## TASK GOAL
Pull out each line of the records holding the string "title".

[Figure collection entries]
--------------------------------

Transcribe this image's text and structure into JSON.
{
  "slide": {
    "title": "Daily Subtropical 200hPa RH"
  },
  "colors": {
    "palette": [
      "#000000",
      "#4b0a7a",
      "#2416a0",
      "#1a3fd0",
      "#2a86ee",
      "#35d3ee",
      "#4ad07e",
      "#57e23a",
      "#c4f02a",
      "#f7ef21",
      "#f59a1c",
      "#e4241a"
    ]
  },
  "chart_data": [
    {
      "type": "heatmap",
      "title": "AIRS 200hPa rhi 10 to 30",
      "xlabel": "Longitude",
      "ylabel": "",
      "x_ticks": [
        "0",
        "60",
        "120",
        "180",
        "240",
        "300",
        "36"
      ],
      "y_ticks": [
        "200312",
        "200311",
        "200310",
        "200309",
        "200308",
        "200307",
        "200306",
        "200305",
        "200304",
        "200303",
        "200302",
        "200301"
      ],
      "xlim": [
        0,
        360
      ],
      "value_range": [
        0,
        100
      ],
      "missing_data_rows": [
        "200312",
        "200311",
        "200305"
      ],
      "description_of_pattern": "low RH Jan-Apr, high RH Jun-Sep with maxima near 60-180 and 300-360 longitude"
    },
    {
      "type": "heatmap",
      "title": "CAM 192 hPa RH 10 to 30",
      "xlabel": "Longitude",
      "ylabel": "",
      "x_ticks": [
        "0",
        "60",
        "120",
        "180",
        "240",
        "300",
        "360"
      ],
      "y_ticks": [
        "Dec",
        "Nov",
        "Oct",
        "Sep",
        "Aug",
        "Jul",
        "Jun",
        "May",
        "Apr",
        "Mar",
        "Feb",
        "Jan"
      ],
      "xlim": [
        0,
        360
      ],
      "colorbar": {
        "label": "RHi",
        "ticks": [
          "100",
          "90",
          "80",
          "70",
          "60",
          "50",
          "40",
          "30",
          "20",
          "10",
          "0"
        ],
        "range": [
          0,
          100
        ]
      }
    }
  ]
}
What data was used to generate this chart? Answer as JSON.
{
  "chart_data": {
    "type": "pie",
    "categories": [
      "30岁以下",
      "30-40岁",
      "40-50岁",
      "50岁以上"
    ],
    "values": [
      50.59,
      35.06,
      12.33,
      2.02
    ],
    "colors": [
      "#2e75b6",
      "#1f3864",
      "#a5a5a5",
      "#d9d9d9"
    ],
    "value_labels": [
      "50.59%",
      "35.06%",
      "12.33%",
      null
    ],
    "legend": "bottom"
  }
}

--------------------------------

## COMPLETE ANSWER
    "title": "Daily Subtropical 200hPa RH"
      "title": "AIRS 200hPa rhi 10 to 30",
      "title": "CAM 192 hPa RH 10 to 30",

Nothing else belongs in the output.